▶ PROBLEM STATEMENT: Show all lines of the listing that hold the word "выплаты".

>> Begin

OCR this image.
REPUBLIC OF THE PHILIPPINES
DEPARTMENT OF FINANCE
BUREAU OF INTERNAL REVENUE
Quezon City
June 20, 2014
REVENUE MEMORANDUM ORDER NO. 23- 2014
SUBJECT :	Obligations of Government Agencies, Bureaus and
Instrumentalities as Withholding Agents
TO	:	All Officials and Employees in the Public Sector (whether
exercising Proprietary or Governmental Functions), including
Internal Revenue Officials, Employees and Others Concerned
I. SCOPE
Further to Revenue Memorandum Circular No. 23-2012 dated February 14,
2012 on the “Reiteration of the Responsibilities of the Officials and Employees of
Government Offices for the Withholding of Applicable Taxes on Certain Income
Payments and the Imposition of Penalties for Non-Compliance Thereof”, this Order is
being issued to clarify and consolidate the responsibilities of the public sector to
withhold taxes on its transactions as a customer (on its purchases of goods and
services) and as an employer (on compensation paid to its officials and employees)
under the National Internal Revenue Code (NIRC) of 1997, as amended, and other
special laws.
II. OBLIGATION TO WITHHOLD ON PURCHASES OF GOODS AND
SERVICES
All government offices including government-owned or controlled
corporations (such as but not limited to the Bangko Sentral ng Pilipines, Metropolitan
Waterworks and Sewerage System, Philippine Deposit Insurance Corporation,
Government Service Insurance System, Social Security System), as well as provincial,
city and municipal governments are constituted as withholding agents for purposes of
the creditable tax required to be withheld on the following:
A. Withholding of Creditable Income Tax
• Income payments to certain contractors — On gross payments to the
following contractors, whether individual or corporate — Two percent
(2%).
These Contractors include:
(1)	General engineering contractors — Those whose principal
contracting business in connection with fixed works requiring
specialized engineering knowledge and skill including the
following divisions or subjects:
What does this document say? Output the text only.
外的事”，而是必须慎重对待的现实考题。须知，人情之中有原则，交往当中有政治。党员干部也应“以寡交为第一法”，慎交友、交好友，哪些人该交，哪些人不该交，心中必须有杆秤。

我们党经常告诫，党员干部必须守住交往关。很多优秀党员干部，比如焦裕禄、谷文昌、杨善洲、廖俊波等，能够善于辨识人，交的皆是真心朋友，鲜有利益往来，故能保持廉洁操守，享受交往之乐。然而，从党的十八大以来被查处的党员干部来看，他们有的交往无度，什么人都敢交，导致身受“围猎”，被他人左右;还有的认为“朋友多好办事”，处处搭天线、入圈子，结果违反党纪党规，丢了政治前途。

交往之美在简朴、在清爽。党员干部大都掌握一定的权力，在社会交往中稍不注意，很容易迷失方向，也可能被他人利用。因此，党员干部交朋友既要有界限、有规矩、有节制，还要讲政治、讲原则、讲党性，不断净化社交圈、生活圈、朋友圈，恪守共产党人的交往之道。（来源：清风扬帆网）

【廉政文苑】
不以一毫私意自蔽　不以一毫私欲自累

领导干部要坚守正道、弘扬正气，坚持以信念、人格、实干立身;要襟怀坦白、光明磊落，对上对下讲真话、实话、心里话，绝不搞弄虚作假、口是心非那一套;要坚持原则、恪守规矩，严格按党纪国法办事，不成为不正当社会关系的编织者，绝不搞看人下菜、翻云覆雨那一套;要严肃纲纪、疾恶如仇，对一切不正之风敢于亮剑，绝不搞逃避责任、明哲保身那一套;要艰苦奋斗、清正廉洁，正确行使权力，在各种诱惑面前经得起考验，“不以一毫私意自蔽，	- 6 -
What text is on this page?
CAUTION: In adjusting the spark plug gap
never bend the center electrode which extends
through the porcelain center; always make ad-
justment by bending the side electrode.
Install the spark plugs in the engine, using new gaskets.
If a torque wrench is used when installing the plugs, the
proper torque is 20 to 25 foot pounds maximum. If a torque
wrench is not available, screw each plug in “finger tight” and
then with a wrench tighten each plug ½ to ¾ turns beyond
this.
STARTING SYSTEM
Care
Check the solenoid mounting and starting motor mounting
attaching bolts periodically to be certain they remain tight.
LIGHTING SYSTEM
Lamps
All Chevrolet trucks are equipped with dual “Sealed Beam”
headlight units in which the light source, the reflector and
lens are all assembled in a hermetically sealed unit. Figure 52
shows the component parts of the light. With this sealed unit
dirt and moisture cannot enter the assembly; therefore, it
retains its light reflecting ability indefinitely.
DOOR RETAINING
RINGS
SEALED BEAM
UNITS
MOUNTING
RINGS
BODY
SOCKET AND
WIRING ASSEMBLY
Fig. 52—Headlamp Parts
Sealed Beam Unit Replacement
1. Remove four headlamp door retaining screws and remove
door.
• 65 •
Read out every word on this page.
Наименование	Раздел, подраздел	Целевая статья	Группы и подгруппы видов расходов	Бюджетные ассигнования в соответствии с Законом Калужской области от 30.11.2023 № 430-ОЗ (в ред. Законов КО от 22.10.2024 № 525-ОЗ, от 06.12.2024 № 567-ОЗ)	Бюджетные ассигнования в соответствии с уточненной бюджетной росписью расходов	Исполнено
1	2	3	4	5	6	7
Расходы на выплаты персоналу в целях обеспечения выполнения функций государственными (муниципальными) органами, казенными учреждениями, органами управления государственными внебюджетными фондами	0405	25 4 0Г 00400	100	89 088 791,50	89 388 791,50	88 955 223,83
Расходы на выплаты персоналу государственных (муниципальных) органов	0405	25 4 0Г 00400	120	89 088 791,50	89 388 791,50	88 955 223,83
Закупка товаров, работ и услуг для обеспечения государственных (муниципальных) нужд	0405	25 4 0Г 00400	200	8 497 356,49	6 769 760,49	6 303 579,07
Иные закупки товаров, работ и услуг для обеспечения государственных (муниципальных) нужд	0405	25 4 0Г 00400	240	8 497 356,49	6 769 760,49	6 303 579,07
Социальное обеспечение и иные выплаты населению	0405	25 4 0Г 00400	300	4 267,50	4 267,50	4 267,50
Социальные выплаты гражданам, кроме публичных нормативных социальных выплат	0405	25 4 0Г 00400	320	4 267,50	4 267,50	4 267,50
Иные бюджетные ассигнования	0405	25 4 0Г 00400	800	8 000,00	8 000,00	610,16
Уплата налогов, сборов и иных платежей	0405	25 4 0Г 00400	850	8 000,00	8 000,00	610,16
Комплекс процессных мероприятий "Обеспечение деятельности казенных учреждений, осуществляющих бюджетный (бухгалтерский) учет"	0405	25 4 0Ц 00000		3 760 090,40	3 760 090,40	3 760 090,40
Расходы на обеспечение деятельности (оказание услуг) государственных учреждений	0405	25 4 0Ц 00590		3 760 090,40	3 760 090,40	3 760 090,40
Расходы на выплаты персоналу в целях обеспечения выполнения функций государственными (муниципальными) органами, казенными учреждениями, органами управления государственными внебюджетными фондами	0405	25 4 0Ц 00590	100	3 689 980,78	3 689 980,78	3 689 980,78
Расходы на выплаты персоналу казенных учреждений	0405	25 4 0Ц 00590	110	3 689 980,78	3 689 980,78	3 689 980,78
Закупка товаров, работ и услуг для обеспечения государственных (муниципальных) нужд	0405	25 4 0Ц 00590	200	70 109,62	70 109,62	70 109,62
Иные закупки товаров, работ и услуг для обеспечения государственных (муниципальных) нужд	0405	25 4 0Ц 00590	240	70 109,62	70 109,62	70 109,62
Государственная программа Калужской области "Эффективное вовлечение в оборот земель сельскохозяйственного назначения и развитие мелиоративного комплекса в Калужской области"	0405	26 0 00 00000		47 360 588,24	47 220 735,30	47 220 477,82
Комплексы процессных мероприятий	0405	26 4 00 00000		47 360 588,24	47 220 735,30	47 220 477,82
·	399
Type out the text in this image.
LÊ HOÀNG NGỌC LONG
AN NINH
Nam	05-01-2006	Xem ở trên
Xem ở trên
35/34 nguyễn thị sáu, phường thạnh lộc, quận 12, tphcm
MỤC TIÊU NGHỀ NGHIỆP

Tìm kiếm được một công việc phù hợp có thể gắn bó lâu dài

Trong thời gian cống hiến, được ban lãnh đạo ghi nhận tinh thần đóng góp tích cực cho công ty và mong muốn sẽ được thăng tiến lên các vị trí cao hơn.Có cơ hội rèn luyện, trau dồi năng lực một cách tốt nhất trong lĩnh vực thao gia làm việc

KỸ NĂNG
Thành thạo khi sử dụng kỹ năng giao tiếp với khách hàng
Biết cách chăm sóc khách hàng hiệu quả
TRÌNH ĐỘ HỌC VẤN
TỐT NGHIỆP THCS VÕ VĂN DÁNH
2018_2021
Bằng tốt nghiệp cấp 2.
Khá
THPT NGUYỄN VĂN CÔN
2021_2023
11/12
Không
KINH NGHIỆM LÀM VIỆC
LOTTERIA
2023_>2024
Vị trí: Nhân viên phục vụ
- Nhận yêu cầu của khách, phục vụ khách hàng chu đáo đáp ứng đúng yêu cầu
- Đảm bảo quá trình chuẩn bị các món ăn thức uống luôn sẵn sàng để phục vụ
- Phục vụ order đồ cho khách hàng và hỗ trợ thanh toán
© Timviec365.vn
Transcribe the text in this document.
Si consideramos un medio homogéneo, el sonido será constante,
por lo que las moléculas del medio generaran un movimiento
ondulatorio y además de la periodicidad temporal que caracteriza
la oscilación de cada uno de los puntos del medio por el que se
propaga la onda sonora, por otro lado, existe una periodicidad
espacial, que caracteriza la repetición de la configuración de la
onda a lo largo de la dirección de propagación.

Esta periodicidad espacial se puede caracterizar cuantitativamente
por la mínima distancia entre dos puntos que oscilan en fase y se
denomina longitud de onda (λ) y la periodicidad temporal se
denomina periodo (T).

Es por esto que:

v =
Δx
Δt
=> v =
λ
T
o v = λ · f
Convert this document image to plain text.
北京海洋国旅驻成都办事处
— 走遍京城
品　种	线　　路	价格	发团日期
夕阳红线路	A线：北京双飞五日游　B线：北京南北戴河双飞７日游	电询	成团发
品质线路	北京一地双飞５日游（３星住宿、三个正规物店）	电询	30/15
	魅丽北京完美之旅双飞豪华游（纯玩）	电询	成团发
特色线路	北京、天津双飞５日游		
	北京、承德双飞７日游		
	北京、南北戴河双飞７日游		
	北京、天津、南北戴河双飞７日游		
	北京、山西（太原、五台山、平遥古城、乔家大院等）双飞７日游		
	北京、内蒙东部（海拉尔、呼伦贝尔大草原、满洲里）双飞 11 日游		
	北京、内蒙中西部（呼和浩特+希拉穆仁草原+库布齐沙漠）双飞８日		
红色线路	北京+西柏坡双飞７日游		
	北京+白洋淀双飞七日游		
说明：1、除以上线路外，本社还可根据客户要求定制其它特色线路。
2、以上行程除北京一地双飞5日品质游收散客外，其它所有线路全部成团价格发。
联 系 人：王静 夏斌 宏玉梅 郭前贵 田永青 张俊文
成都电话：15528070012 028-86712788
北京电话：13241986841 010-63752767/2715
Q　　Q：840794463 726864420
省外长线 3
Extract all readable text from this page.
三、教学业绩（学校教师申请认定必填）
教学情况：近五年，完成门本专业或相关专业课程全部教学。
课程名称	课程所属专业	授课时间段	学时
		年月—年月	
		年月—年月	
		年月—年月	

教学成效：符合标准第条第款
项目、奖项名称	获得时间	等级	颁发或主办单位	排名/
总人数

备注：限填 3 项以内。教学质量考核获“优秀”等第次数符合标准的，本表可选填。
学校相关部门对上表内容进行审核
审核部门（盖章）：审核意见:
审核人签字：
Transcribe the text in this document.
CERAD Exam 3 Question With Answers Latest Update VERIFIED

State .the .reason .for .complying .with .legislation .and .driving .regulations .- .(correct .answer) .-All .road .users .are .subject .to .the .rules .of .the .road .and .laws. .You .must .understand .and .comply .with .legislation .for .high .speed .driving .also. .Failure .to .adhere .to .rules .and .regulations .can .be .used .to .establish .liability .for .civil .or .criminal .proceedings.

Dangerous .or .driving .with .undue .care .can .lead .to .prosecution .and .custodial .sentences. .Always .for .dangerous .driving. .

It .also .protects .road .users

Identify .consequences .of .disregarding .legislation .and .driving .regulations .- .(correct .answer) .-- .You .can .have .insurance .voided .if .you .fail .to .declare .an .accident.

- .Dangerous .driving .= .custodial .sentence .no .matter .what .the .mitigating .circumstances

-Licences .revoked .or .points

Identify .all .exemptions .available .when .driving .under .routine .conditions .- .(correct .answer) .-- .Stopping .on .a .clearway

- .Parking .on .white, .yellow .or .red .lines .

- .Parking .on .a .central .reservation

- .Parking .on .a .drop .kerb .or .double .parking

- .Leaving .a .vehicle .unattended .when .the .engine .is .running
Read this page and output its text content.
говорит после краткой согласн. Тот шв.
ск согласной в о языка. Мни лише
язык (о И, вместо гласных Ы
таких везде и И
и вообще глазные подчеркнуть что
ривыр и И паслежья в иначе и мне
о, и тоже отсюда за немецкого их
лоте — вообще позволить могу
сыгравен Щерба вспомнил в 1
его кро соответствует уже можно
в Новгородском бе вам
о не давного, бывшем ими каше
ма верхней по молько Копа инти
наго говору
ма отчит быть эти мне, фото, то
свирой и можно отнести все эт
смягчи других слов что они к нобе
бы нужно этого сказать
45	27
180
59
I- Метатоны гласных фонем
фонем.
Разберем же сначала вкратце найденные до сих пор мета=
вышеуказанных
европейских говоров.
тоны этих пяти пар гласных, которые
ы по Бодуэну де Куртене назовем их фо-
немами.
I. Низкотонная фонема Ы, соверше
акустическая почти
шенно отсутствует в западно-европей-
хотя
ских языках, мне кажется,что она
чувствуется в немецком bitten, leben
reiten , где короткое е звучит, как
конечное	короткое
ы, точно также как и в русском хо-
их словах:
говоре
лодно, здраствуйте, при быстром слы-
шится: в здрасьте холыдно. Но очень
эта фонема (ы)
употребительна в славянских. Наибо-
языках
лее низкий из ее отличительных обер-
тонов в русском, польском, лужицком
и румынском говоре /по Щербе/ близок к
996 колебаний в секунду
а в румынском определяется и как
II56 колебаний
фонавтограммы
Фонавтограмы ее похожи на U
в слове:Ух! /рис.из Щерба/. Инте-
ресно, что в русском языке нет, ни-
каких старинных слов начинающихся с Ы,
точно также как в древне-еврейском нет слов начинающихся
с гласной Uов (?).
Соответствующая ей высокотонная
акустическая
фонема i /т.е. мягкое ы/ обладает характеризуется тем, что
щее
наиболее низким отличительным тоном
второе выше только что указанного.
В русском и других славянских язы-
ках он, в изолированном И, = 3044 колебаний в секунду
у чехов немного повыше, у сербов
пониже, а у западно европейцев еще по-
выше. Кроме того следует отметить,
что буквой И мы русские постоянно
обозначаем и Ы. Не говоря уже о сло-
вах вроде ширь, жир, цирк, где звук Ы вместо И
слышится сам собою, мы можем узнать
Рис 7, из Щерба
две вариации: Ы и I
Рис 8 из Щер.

>> End

▶ TASK ANSWER:
Расходы на выплаты персоналу в целях обеспечения выполнения функций государственными (муниципальными) органами, казенными учреждениями, органами управления государственными внебюджетными фондами	0405	25 4 0Г 00400	100	89 088 791,50	89 388 791,50	88 955 223,83
Расходы на выплаты персоналу государственных (муниципальных) органов	0405	25 4 0Г 00400	120	89 088 791,50	89 388 791,50	88 955 223,83
Социальное обеспечение и иные выплаты населению	0405	25 4 0Г 00400	300	4 267,50	4 267,50	4 267,50
Социальные выплаты гражданам, кроме публичных нормативных социальных выплат	0405	25 4 0Г 00400	320	4 267,50	4 267,50	4 267,50
Расходы на выплаты персоналу в целях обеспечения выполнения функций государственными (муниципальными) органами, казенными учреждениями, органами управления государственными внебюджетными фондами	0405	25 4 0Ц 00590	100	3 689 980,78	3 689 980,78	3 689 980,78
Расходы на выплаты персоналу казенных учреждений	0405	25 4 0Ц 00590	110	3 689 980,78	3 689 980,78	3 689 980,78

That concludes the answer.